Supplied material:
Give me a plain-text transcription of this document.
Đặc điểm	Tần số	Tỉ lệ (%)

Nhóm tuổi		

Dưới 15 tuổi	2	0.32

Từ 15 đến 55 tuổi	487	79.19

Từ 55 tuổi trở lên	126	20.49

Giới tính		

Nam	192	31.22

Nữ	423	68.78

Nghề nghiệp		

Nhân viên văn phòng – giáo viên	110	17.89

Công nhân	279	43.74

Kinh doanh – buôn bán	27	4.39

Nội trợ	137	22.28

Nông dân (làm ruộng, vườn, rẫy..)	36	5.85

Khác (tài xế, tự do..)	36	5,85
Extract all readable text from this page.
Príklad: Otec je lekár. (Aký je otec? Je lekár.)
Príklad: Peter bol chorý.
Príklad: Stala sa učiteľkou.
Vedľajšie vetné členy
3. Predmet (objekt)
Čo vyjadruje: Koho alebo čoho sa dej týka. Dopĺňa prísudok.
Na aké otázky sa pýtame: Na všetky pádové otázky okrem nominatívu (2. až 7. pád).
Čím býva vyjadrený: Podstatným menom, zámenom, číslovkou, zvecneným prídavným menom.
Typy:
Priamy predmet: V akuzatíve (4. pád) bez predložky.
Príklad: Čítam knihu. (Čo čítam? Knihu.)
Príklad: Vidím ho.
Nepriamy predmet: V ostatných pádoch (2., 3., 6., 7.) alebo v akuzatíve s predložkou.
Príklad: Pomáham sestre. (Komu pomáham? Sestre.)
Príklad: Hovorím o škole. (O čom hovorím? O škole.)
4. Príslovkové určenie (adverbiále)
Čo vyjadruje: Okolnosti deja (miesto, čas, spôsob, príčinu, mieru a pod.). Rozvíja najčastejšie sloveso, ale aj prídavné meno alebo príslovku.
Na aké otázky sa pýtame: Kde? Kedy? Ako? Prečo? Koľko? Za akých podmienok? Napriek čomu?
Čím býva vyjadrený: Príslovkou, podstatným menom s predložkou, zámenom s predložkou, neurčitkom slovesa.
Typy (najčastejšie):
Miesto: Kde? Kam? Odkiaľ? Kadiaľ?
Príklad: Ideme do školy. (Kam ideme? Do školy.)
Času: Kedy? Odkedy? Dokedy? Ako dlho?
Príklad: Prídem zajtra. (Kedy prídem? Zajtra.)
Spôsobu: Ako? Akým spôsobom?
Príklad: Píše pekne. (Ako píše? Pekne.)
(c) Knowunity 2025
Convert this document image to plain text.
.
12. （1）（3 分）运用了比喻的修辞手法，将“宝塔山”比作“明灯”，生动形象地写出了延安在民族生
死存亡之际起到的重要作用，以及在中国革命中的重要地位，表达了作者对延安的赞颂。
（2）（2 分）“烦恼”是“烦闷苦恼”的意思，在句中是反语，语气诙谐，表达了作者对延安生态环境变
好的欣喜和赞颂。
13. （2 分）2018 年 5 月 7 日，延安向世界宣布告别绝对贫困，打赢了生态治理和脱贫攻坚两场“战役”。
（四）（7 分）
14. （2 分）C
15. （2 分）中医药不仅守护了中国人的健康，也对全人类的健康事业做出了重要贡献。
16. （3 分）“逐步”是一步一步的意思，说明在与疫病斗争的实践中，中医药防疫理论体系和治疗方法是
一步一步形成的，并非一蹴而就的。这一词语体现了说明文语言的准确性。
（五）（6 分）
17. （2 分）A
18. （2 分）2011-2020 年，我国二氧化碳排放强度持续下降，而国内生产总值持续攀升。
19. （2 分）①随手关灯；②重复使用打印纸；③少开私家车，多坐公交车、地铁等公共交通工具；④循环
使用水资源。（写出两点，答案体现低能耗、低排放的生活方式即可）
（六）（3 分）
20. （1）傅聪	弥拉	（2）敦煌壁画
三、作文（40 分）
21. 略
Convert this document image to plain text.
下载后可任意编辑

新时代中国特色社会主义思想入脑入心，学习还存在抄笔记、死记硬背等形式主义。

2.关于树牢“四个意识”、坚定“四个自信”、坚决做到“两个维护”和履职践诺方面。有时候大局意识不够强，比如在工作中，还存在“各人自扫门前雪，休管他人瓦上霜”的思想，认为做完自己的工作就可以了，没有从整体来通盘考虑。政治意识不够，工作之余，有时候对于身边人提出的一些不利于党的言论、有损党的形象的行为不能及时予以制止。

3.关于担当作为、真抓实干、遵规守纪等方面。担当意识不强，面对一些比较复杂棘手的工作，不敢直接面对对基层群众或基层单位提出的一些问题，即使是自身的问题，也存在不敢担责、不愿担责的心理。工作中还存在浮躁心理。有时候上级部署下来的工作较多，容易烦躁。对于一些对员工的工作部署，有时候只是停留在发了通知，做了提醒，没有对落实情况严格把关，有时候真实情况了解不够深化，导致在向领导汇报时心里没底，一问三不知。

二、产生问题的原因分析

Given request: Pick out every line of the listing containing the word "menom", and show those lines.

Solution to this problem:
Čím býva vyjadrený: Podstatným menom, zámenom, číslovkou, zvecneným prídavným menom.
Čím býva vyjadrený: Príslovkou, podstatným menom s predložkou, zámenom s predložkou, neurčitkom slovesa.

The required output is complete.